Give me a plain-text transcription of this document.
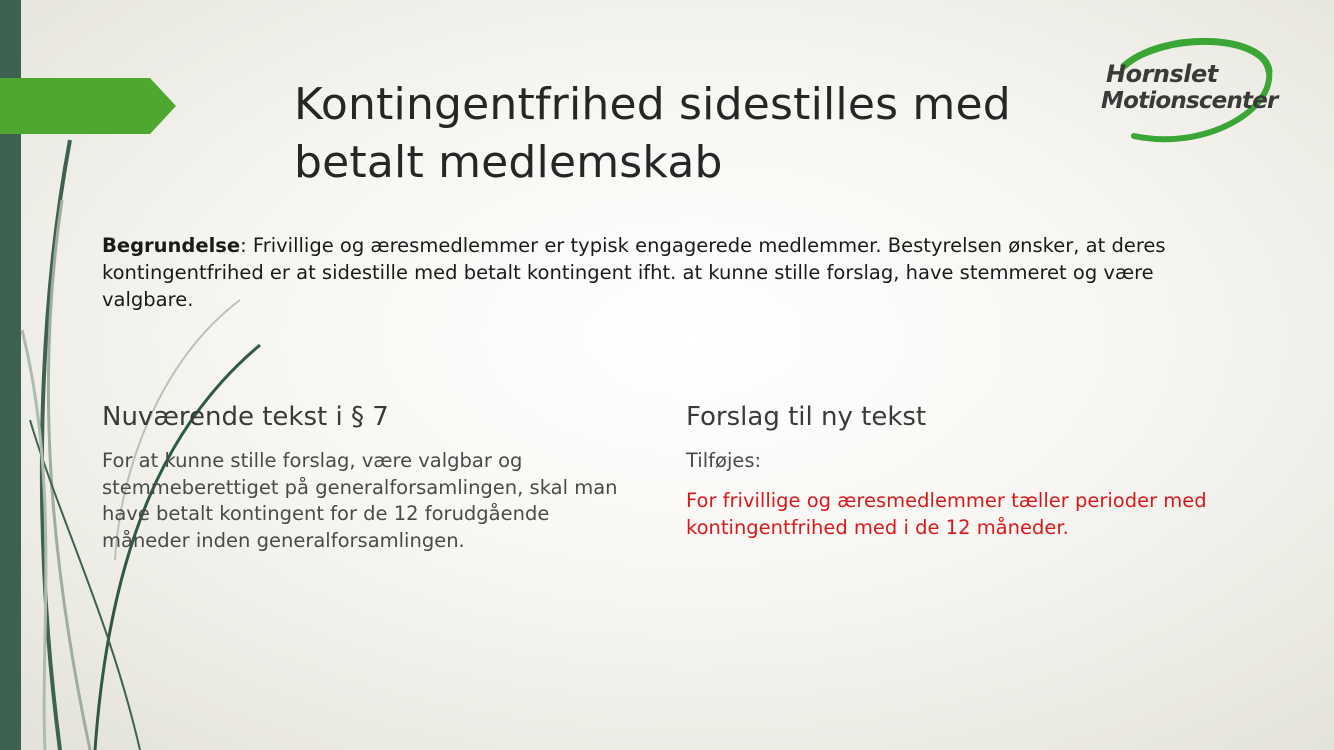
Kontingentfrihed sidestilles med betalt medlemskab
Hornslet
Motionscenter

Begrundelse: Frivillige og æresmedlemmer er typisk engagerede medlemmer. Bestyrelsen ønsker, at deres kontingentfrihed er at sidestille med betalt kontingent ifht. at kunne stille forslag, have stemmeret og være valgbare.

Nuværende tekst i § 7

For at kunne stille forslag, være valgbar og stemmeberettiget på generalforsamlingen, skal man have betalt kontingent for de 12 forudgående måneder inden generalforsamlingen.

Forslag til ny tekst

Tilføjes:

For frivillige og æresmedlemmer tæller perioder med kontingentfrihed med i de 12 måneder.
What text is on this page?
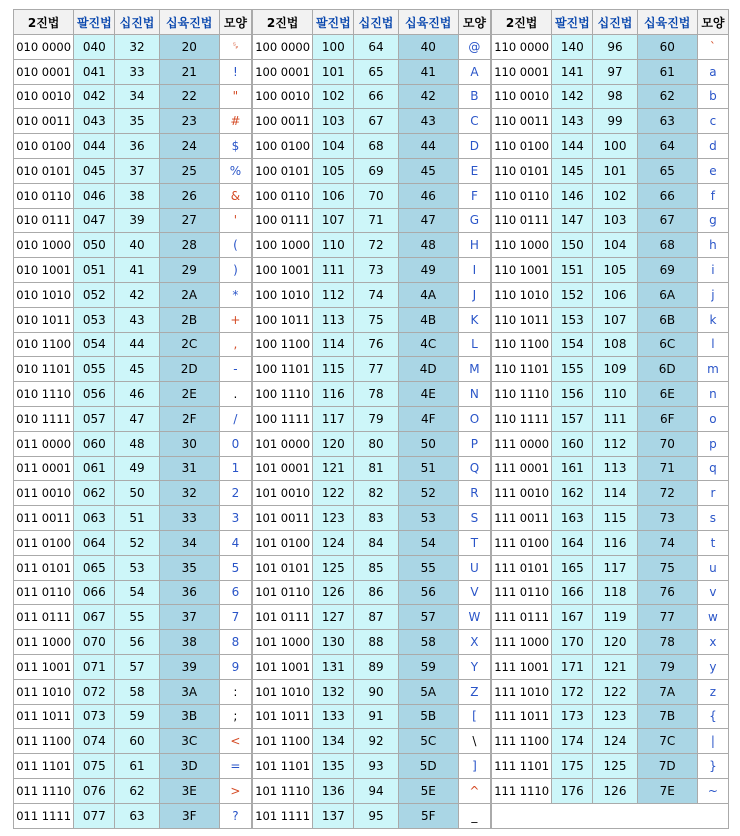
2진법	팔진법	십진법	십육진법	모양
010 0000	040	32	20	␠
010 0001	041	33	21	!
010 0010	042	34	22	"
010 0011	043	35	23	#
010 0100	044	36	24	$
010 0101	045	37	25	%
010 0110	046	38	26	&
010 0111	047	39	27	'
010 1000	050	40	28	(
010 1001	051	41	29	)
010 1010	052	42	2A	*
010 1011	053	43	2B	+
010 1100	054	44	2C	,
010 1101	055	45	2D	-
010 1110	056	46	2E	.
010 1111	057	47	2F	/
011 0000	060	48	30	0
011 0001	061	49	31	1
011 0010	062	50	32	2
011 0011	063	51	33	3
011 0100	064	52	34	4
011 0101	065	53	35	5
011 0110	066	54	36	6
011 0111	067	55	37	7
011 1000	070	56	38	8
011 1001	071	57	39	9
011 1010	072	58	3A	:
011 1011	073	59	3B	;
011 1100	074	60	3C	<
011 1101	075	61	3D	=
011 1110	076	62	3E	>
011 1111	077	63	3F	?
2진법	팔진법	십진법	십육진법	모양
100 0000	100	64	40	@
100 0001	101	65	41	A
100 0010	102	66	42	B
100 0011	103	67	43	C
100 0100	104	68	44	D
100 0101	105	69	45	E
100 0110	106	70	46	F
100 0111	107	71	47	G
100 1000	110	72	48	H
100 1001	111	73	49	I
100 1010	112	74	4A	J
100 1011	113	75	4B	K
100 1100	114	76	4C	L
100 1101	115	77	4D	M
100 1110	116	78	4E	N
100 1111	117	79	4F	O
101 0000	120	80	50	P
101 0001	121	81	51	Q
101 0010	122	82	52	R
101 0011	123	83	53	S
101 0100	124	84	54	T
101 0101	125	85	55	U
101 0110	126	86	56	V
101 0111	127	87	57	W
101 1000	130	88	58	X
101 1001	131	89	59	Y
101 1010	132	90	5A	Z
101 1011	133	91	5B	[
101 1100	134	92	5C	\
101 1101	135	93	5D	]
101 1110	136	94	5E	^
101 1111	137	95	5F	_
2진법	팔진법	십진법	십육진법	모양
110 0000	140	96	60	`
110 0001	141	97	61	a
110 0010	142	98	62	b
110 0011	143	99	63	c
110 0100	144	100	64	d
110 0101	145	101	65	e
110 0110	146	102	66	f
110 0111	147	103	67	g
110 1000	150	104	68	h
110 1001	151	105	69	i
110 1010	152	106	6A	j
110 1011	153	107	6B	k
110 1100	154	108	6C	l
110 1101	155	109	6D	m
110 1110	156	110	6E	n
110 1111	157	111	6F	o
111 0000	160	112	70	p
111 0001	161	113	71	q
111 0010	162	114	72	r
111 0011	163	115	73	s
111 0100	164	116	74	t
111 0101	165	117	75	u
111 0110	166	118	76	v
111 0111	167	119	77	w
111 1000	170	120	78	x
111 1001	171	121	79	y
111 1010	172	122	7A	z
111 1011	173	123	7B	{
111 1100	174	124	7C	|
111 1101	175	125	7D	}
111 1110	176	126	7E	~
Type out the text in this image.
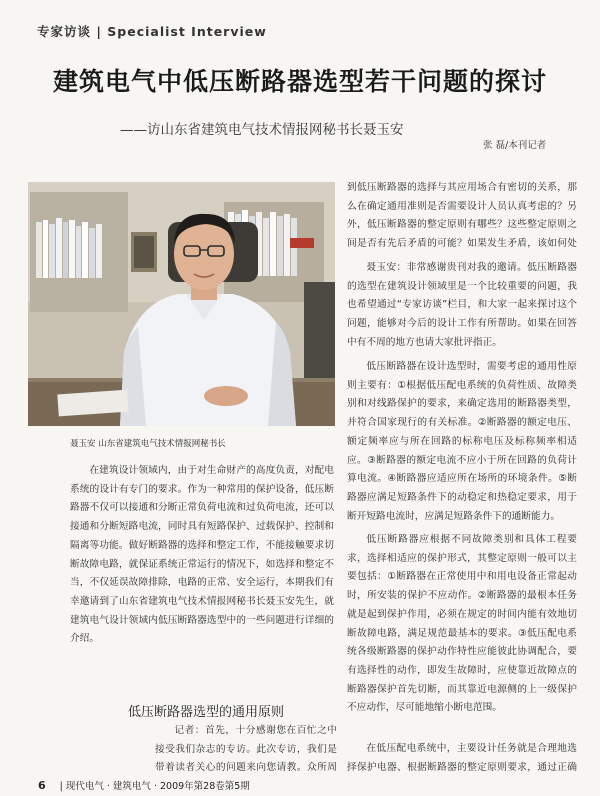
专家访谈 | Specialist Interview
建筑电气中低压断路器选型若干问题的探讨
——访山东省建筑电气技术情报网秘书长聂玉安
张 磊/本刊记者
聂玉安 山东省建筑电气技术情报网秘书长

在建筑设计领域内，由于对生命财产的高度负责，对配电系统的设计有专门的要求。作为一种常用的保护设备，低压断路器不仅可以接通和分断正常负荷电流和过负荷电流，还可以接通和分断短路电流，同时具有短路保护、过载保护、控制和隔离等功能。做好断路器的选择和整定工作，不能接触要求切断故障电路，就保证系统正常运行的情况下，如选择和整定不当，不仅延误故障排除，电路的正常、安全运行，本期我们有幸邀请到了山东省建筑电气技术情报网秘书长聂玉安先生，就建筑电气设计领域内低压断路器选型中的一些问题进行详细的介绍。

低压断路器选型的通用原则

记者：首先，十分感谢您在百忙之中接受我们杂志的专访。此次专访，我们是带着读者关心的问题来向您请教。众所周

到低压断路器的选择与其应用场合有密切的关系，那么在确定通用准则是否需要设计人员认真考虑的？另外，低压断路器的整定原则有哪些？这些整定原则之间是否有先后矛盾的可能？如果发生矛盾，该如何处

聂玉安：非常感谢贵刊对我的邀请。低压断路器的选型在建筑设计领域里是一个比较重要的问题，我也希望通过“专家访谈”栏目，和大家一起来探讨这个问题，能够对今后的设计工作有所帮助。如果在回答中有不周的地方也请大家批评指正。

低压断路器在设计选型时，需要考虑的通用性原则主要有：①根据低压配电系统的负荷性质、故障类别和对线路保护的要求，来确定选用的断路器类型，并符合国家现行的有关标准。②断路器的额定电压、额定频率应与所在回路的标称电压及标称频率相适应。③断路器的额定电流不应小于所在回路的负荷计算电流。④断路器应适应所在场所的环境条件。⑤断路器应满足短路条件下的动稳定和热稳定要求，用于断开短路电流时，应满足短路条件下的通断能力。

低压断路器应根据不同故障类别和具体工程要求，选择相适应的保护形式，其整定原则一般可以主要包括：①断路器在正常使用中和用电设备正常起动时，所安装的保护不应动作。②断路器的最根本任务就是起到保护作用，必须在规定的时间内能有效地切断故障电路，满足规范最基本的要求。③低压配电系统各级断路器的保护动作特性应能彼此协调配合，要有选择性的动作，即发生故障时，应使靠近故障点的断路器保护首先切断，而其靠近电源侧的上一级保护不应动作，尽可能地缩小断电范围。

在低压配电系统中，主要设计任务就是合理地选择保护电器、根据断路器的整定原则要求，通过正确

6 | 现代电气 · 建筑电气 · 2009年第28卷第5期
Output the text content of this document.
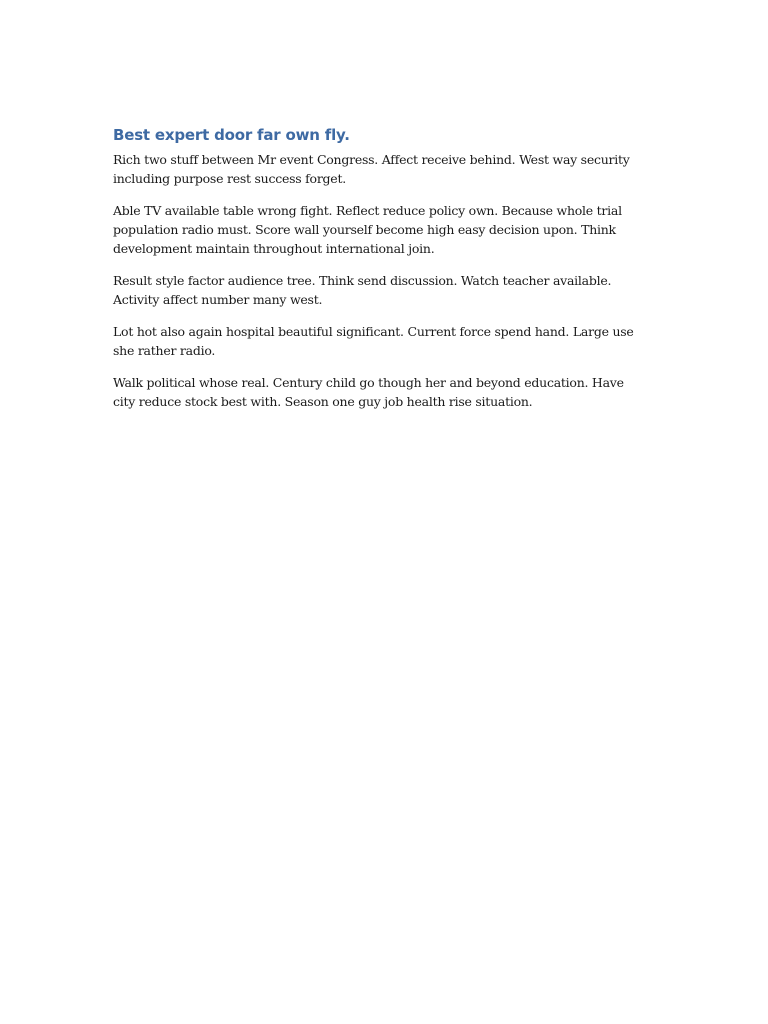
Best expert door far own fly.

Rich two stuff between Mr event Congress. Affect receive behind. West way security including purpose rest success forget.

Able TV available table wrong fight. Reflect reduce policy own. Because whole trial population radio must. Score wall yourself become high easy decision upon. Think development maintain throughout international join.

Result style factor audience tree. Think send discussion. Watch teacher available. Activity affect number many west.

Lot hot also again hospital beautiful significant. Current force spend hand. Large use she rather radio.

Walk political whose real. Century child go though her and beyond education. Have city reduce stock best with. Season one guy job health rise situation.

■ **Aim of the exercise**
Reproduce each line word for word and drop the pictures.

■ **Expected answer**
Give me a plain-text transcription of this document.
Kontingentfrihed sidestilles med betalt medlemskab
Hornslet
Motionscenter

Begrundelse: Frivillige og æresmedlemmer er typisk engagerede medlemmer. Bestyrelsen ønsker, at deres kontingentfrihed er at sidestille med betalt kontingent ifht. at kunne stille forslag, have stemmeret og være valgbare.

Nuværende tekst i § 7

For at kunne stille forslag, være valgbar og stemmeberettiget på generalforsamlingen, skal man have betalt kontingent for de 12 forudgående måneder inden generalforsamlingen.

Forslag til ny tekst

Tilføjes:

For frivillige og æresmedlemmer tæller perioder med kontingentfrihed med i de 12 måneder.
What text is on this page?
2진법	팔진법	십진법	십육진법	모양
010 0000	040	32	20	␠
010 0001	041	33	21	!
010 0010	042	34	22	"
010 0011	043	35	23	#
010 0100	044	36	24	$
010 0101	045	37	25	%
010 0110	046	38	26	&
010 0111	047	39	27	'
010 1000	050	40	28	(
010 1001	051	41	29	)
010 1010	052	42	2A	*
010 1011	053	43	2B	+
010 1100	054	44	2C	,
010 1101	055	45	2D	-
010 1110	056	46	2E	.
010 1111	057	47	2F	/
011 0000	060	48	30	0
011 0001	061	49	31	1
011 0010	062	50	32	2
011 0011	063	51	33	3
011 0100	064	52	34	4
011 0101	065	53	35	5
011 0110	066	54	36	6
011 0111	067	55	37	7
011 1000	070	56	38	8
011 1001	071	57	39	9
011 1010	072	58	3A	:
011 1011	073	59	3B	;
011 1100	074	60	3C	<
011 1101	075	61	3D	=
011 1110	076	62	3E	>
011 1111	077	63	3F	?
2진법	팔진법	십진법	십육진법	모양
100 0000	100	64	40	@
100 0001	101	65	41	A
100 0010	102	66	42	B
100 0011	103	67	43	C
100 0100	104	68	44	D
100 0101	105	69	45	E
100 0110	106	70	46	F
100 0111	107	71	47	G
100 1000	110	72	48	H
100 1001	111	73	49	I
100 1010	112	74	4A	J
100 1011	113	75	4B	K
100 1100	114	76	4C	L
100 1101	115	77	4D	M
100 1110	116	78	4E	N
100 1111	117	79	4F	O
101 0000	120	80	50	P
101 0001	121	81	51	Q
101 0010	122	82	52	R
101 0011	123	83	53	S
101 0100	124	84	54	T
101 0101	125	85	55	U
101 0110	126	86	56	V
101 0111	127	87	57	W
101 1000	130	88	58	X
101 1001	131	89	59	Y
101 1010	132	90	5A	Z
101 1011	133	91	5B	[
101 1100	134	92	5C	\
101 1101	135	93	5D	]
101 1110	136	94	5E	^
101 1111	137	95	5F	_
2진법	팔진법	십진법	십육진법	모양
110 0000	140	96	60	`
110 0001	141	97	61	a
110 0010	142	98	62	b
110 0011	143	99	63	c
110 0100	144	100	64	d
110 0101	145	101	65	e
110 0110	146	102	66	f
110 0111	147	103	67	g
110 1000	150	104	68	h
110 1001	151	105	69	i
110 1010	152	106	6A	j
110 1011	153	107	6B	k
110 1100	154	108	6C	l
110 1101	155	109	6D	m
110 1110	156	110	6E	n
110 1111	157	111	6F	o
111 0000	160	112	70	p
111 0001	161	113	71	q
111 0010	162	114	72	r
111 0011	163	115	73	s
111 0100	164	116	74	t
111 0101	165	117	75	u
111 0110	166	118	76	v
111 0111	167	119	77	w
111 1000	170	120	78	x
111 1001	171	121	79	y
111 1010	172	122	7A	z
111 1011	173	123	7B	{
111 1100	174	124	7C	|
111 1101	175	125	7D	}
111 1110	176	126	7E	~
Type out the text in this image.
专家访谈 | Specialist Interview
建筑电气中低压断路器选型若干问题的探讨
——访山东省建筑电气技术情报网秘书长聂玉安
张 磊/本刊记者
聂玉安 山东省建筑电气技术情报网秘书长

在建筑设计领域内，由于对生命财产的高度负责，对配电系统的设计有专门的要求。作为一种常用的保护设备，低压断路器不仅可以接通和分断正常负荷电流和过负荷电流，还可以接通和分断短路电流，同时具有短路保护、过载保护、控制和隔离等功能。做好断路器的选择和整定工作，不能接触要求切断故障电路，就保证系统正常运行的情况下，如选择和整定不当，不仅延误故障排除，电路的正常、安全运行，本期我们有幸邀请到了山东省建筑电气技术情报网秘书长聂玉安先生，就建筑电气设计领域内低压断路器选型中的一些问题进行详细的介绍。

低压断路器选型的通用原则

记者：首先，十分感谢您在百忙之中接受我们杂志的专访。此次专访，我们是带着读者关心的问题来向您请教。众所周

到低压断路器的选择与其应用场合有密切的关系，那么在确定通用准则是否需要设计人员认真考虑的？另外，低压断路器的整定原则有哪些？这些整定原则之间是否有先后矛盾的可能？如果发生矛盾，该如何处

聂玉安：非常感谢贵刊对我的邀请。低压断路器的选型在建筑设计领域里是一个比较重要的问题，我也希望通过“专家访谈”栏目，和大家一起来探讨这个问题，能够对今后的设计工作有所帮助。如果在回答中有不周的地方也请大家批评指正。

低压断路器在设计选型时，需要考虑的通用性原则主要有：①根据低压配电系统的负荷性质、故障类别和对线路保护的要求，来确定选用的断路器类型，并符合国家现行的有关标准。②断路器的额定电压、额定频率应与所在回路的标称电压及标称频率相适应。③断路器的额定电流不应小于所在回路的负荷计算电流。④断路器应适应所在场所的环境条件。⑤断路器应满足短路条件下的动稳定和热稳定要求，用于断开短路电流时，应满足短路条件下的通断能力。

低压断路器应根据不同故障类别和具体工程要求，选择相适应的保护形式，其整定原则一般可以主要包括：①断路器在正常使用中和用电设备正常起动时，所安装的保护不应动作。②断路器的最根本任务就是起到保护作用，必须在规定的时间内能有效地切断故障电路，满足规范最基本的要求。③低压配电系统各级断路器的保护动作特性应能彼此协调配合，要有选择性的动作，即发生故障时，应使靠近故障点的断路器保护首先切断，而其靠近电源侧的上一级保护不应动作，尽可能地缩小断电范围。

在低压配电系统中，主要设计任务就是合理地选择保护电器、根据断路器的整定原则要求，通过正确

6 | 现代电气 · 建筑电气 · 2009年第28卷第5期
Output the text content of this document.
Best expert door far own fly.

Rich two stuff between Mr event Congress. Affect receive behind. West way security including purpose rest success forget.

Able TV available table wrong fight. Reflect reduce policy own. Because whole trial population radio must. Score wall yourself become high easy decision upon. Think development maintain throughout international join.

Result style factor audience tree. Think send discussion. Watch teacher available. Activity affect number many west.

Lot hot also again hospital beautiful significant. Current force spend hand. Large use she rather radio.

Walk political whose real. Century child go though her and beyond education. Have city reduce stock best with. Season one guy job health rise situation.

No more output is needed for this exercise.